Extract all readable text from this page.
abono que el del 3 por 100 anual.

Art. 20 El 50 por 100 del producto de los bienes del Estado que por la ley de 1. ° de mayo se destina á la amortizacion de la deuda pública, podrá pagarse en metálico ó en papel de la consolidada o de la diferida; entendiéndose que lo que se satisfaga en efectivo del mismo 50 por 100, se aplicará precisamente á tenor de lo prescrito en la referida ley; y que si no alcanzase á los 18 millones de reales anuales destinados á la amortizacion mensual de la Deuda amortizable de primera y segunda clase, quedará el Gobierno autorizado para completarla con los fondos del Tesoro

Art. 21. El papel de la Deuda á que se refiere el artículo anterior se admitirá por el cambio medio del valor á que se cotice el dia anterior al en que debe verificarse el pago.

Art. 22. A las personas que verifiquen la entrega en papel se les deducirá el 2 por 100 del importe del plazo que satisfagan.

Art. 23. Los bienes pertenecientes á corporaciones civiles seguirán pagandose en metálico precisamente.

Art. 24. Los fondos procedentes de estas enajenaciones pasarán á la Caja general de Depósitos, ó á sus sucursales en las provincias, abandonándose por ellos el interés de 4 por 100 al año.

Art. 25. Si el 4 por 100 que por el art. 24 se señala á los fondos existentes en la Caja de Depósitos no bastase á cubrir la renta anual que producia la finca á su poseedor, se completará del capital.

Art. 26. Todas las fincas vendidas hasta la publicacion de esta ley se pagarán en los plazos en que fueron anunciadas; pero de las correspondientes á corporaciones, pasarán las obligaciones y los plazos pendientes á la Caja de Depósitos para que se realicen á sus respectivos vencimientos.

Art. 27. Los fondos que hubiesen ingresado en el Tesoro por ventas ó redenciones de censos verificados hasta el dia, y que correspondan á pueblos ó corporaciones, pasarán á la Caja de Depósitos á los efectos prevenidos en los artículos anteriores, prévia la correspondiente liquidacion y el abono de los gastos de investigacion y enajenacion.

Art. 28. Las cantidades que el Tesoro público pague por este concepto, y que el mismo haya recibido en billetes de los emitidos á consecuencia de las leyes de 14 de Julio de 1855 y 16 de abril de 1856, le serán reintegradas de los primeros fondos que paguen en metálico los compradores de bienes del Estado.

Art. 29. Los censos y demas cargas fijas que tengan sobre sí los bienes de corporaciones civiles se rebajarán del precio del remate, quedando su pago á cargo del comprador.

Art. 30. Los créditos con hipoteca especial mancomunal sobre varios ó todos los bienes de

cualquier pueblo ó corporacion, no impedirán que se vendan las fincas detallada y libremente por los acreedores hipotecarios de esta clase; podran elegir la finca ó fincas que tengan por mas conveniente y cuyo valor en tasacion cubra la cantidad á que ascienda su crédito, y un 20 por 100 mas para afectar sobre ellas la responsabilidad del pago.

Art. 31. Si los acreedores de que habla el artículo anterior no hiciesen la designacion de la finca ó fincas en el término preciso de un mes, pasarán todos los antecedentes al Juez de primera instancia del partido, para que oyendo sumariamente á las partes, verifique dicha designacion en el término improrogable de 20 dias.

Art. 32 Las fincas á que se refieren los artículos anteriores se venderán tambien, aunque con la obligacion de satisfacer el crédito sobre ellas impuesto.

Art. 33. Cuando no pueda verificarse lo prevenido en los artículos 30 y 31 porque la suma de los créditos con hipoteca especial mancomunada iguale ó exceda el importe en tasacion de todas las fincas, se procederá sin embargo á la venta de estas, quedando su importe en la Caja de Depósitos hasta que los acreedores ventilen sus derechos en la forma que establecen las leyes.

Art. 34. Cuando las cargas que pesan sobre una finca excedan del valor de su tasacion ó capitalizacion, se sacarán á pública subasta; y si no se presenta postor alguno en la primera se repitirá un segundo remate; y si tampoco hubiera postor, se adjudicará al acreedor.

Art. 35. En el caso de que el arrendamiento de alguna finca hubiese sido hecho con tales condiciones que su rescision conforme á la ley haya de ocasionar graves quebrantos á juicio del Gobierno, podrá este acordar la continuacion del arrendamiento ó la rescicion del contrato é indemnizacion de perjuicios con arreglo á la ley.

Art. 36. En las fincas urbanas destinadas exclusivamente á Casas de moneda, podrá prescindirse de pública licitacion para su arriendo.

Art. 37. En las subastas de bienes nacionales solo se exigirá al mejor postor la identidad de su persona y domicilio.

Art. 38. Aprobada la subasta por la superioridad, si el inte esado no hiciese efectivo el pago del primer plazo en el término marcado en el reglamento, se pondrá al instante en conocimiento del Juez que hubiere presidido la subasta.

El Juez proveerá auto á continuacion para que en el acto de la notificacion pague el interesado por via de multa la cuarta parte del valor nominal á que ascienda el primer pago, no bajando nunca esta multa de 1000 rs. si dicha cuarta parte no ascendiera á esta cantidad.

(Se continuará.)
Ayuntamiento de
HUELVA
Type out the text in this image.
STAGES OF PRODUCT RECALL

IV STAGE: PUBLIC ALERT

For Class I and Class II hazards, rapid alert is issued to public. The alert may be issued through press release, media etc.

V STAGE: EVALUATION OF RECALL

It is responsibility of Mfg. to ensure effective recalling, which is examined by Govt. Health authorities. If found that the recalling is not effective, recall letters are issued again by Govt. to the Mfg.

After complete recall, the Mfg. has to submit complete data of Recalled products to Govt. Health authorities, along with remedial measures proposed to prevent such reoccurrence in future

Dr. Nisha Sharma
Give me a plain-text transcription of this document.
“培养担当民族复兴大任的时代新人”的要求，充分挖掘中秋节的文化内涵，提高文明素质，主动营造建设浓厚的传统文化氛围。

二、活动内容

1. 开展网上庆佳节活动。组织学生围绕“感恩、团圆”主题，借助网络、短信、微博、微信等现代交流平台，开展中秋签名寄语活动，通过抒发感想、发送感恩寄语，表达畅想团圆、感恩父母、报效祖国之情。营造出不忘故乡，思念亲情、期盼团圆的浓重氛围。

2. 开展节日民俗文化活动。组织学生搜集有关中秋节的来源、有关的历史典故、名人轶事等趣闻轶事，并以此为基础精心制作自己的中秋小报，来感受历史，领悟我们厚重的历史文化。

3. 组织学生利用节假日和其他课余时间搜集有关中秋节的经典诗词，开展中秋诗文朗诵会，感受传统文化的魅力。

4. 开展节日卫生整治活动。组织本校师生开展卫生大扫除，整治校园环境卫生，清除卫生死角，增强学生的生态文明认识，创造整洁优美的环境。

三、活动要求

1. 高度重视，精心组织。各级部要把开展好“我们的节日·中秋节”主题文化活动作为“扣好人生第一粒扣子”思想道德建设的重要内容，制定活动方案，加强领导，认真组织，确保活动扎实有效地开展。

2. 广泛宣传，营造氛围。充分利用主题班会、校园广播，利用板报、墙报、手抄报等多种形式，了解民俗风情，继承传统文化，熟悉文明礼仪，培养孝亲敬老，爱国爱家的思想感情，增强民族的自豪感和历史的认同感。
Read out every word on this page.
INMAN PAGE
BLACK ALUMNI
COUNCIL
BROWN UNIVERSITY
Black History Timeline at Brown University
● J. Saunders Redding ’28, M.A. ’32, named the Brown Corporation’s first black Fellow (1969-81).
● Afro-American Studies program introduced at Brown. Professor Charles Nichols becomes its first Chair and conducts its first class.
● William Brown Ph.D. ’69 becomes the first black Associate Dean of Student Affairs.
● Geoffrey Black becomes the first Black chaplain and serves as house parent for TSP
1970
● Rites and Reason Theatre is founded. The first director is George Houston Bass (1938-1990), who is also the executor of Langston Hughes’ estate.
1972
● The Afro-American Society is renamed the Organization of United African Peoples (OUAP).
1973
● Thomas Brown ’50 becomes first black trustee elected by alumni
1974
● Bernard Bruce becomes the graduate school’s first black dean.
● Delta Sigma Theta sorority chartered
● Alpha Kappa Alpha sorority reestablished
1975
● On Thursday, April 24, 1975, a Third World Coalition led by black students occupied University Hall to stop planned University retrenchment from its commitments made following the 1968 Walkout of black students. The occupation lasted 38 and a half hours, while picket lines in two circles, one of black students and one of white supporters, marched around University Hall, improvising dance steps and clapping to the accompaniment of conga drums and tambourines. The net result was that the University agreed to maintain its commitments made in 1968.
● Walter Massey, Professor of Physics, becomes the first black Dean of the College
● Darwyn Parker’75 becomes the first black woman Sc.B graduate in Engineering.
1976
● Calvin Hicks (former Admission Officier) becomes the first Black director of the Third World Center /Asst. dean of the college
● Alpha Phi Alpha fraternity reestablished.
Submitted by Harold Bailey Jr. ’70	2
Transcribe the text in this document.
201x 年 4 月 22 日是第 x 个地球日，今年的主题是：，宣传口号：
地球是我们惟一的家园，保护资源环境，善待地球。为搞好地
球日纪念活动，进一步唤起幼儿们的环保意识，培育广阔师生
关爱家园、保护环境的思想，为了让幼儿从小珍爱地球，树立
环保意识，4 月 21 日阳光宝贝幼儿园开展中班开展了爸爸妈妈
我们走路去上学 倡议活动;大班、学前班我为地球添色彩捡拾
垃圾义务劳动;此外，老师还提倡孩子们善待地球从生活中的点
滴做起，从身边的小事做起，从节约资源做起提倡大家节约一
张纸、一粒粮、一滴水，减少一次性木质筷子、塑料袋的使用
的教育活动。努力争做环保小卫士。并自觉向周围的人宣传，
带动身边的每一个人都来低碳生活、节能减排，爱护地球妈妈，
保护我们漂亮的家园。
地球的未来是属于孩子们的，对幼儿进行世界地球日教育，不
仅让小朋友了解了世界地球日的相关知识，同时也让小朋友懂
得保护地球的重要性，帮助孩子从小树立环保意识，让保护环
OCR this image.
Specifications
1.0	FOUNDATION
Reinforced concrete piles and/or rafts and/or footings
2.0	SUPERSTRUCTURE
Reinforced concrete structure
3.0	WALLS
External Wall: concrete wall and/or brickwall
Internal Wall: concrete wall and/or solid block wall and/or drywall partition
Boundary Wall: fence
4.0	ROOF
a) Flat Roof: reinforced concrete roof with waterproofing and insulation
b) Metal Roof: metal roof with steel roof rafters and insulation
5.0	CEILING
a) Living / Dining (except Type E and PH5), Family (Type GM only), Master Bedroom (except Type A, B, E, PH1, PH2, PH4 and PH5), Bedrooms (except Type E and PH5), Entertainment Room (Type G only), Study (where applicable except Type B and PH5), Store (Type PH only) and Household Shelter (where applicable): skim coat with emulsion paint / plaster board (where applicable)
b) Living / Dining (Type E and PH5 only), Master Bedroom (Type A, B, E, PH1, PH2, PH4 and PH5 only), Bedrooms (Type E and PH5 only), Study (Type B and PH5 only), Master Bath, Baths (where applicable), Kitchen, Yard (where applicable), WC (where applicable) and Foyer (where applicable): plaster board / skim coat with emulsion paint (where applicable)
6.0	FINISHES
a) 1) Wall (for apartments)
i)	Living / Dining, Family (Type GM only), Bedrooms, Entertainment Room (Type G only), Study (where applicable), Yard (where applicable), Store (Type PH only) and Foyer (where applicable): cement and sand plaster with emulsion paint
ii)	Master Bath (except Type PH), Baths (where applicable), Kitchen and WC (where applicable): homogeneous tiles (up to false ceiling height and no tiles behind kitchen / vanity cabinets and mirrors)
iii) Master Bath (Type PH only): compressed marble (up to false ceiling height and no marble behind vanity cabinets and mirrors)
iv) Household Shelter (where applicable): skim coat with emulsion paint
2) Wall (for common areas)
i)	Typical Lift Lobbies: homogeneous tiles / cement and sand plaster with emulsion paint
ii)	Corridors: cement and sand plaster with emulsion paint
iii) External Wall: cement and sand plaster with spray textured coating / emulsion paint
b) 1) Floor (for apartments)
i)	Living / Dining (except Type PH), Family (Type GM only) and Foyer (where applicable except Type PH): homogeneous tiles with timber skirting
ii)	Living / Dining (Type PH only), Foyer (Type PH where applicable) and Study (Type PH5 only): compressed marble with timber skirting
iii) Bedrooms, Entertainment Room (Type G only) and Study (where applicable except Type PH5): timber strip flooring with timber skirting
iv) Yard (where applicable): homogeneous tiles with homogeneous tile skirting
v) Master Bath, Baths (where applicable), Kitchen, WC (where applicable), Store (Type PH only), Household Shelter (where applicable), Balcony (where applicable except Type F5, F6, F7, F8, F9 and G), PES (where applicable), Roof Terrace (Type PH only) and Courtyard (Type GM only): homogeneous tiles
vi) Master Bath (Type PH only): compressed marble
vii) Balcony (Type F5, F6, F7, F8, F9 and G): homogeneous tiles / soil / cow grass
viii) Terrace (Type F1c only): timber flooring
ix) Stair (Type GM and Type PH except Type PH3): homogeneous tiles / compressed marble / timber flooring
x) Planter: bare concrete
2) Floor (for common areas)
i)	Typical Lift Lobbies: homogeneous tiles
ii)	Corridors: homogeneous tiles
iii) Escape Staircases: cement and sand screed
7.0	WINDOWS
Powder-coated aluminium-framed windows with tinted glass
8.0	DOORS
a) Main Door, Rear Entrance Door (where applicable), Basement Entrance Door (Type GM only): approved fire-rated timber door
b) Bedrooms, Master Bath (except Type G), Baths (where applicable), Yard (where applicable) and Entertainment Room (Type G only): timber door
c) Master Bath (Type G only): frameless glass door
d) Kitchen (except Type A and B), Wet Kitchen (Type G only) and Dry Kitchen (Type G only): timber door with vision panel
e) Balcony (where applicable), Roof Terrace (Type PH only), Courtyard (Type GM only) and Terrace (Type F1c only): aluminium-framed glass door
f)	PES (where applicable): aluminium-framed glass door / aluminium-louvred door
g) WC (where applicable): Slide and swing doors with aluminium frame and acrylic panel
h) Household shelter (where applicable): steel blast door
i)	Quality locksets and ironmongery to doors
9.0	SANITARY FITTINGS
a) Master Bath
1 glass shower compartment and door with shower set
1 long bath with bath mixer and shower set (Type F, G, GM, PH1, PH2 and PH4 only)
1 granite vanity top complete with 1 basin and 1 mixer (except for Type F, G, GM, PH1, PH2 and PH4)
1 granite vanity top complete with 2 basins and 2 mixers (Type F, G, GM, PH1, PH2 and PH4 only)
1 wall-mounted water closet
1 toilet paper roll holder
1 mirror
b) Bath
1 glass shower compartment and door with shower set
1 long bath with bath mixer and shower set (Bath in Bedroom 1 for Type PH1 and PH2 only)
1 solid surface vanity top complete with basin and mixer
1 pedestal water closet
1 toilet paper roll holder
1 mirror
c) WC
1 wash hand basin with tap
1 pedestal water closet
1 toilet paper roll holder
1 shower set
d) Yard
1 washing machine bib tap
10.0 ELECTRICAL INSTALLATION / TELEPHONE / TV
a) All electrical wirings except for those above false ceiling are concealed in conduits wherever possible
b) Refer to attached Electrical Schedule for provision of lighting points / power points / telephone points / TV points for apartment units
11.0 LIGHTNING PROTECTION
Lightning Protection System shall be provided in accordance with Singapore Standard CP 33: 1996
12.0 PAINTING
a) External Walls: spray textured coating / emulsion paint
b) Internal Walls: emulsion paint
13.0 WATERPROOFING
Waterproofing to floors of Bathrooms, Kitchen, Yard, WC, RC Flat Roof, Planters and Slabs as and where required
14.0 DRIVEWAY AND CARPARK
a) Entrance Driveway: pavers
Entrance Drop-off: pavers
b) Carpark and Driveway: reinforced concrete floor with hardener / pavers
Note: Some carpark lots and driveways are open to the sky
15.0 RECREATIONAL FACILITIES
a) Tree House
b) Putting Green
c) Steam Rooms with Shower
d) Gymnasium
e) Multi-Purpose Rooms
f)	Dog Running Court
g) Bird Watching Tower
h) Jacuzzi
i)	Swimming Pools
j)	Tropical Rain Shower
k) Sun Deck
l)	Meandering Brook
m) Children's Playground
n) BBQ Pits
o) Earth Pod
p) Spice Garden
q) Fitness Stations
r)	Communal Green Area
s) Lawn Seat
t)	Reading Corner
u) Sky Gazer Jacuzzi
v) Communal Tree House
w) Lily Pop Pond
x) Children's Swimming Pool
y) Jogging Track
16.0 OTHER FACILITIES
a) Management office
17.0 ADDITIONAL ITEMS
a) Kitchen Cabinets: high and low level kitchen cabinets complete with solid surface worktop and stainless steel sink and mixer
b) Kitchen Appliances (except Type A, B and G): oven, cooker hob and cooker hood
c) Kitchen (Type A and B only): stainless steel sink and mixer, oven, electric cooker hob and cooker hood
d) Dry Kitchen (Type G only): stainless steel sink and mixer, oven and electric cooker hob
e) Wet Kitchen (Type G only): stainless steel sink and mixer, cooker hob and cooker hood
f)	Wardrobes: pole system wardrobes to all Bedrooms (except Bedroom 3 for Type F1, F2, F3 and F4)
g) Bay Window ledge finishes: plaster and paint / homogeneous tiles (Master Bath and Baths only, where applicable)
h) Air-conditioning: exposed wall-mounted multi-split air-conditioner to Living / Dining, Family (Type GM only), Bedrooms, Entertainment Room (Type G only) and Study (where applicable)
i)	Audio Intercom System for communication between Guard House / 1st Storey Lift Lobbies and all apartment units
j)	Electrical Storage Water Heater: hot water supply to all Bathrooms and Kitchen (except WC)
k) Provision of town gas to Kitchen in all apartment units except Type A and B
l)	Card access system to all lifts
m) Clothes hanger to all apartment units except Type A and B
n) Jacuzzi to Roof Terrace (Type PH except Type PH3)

What is being asked: Read the entries and select each line where the word "remate" is found.

Written answer:
Art. 29. Los censos y demas cargas fijas que tengan sobre sí los bienes de corporaciones civiles se rebajarán del precio del remate, quedando su pago á cargo del comprador.
Art. 34. Cuando las cargas que pesan sobre una finca excedan del valor de su tasacion ó capitalizacion, se sacarán á pública subasta; y si no se presenta postor alguno en la primera se repitirá un segundo remate; y si tampoco hubiera postor, se adjudicará al acreedor.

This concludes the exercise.